- **Stated goal**
Print all of the lines exactly. Any picture among them stays out.

=====

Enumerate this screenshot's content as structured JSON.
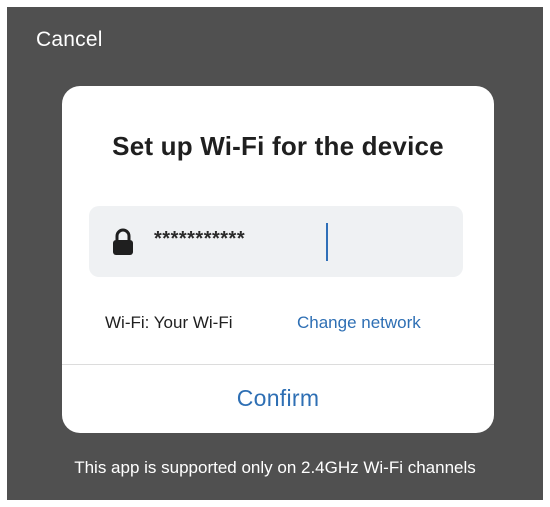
{
  "header": {
    "cancel_label": "Cancel"
  },
  "dialog": {
    "title": "Set up Wi-Fi for the device",
    "password_field": {
      "value": "***********",
      "icon": "lock-icon"
    },
    "wifi_label": "Wi-Fi: Your Wi-Fi",
    "change_network_label": "Change network",
    "confirm_label": "Confirm"
  },
  "footer": {
    "note": "This app is supported only on 2.4GHz Wi-Fi channels"
  },
  "colors": {
    "backdrop": "#505050",
    "accent": "#2e6fb4",
    "field_background": "#eff1f3"
  }
}
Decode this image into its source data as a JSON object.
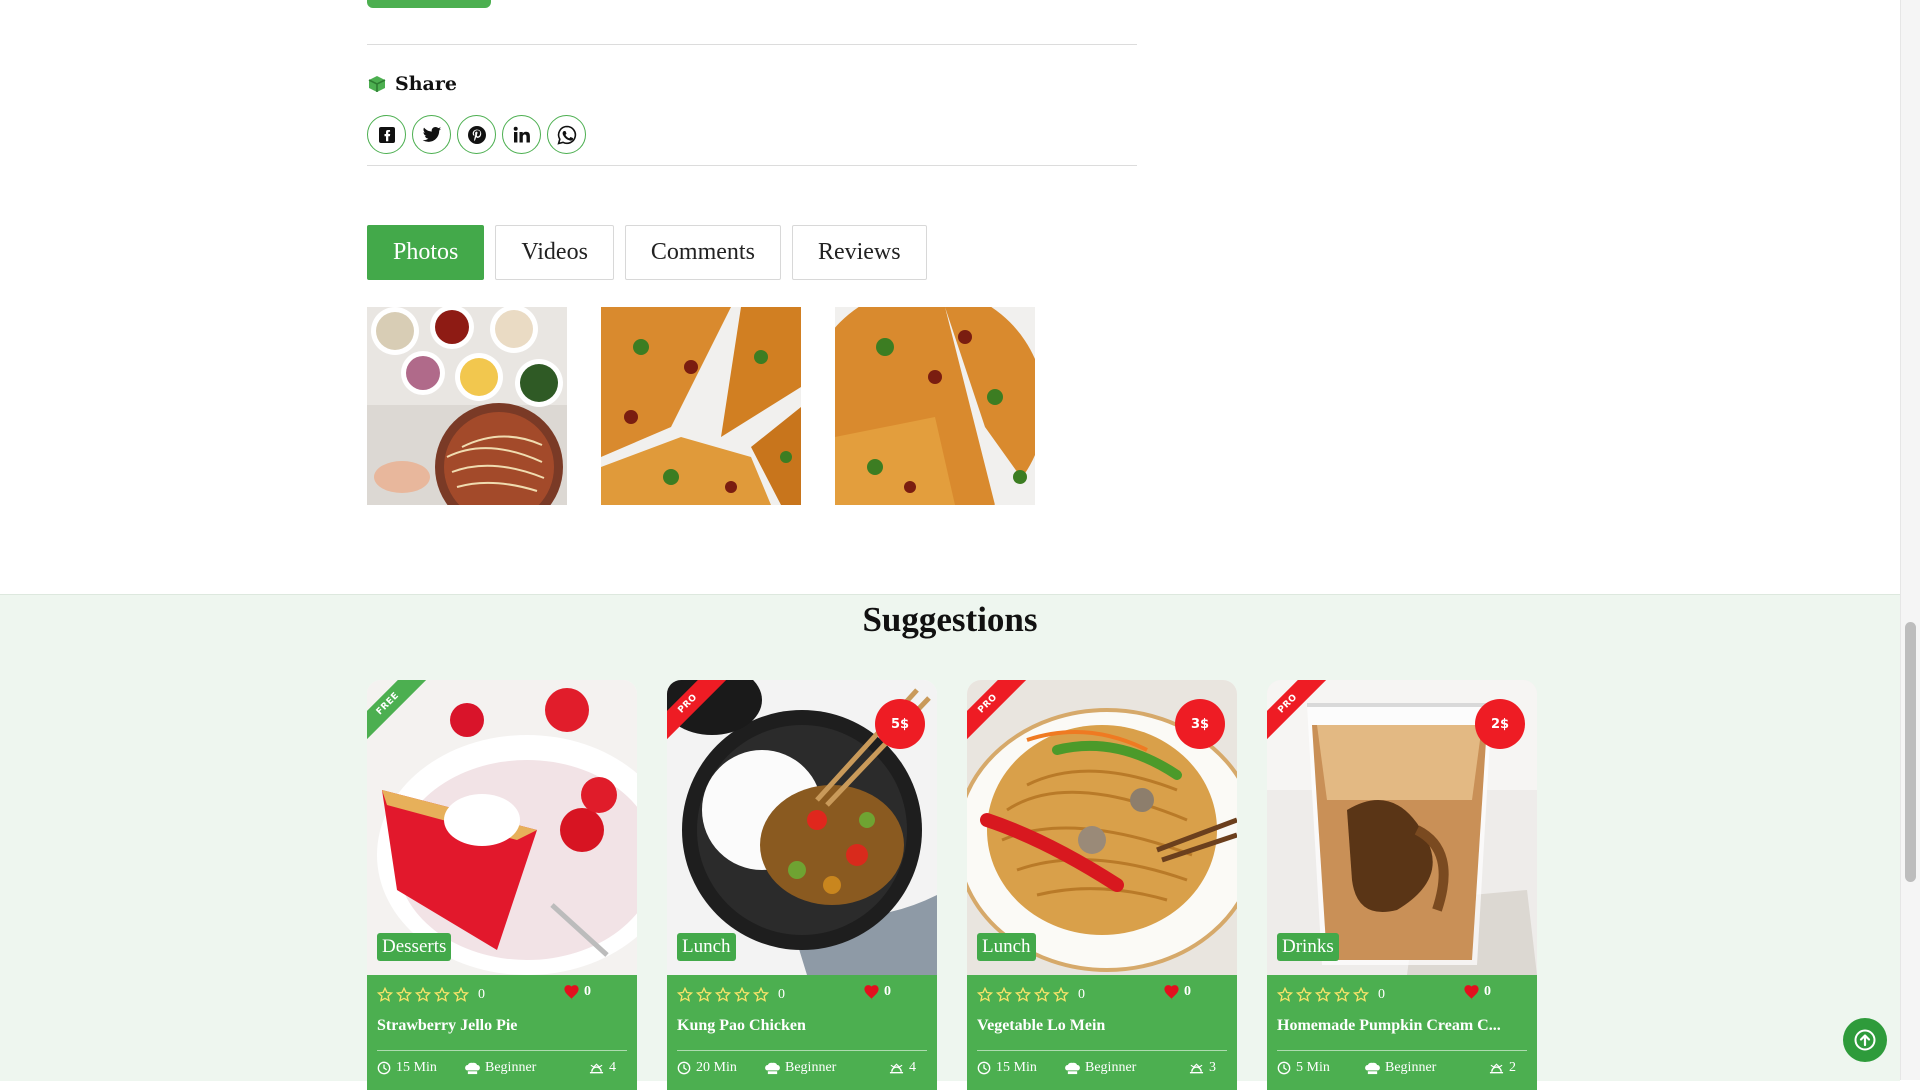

=====

- **Task result**
Enumerate this screenshot's content as structured JSON.
{
  "header": {
    "cancel_label": "Cancel"
  },
  "dialog": {
    "title": "Set up Wi-Fi for the device",
    "password_field": {
      "value": "***********",
      "icon": "lock-icon"
    },
    "wifi_label": "Wi-Fi: Your Wi-Fi",
    "change_network_label": "Change network",
    "confirm_label": "Confirm"
  },
  "footer": {
    "note": "This app is supported only on 2.4GHz Wi-Fi channels"
  },
  "colors": {
    "backdrop": "#505050",
    "accent": "#2e6fb4",
    "field_background": "#eff1f3"
  }
}
Decode this image into its source data as a JSON object.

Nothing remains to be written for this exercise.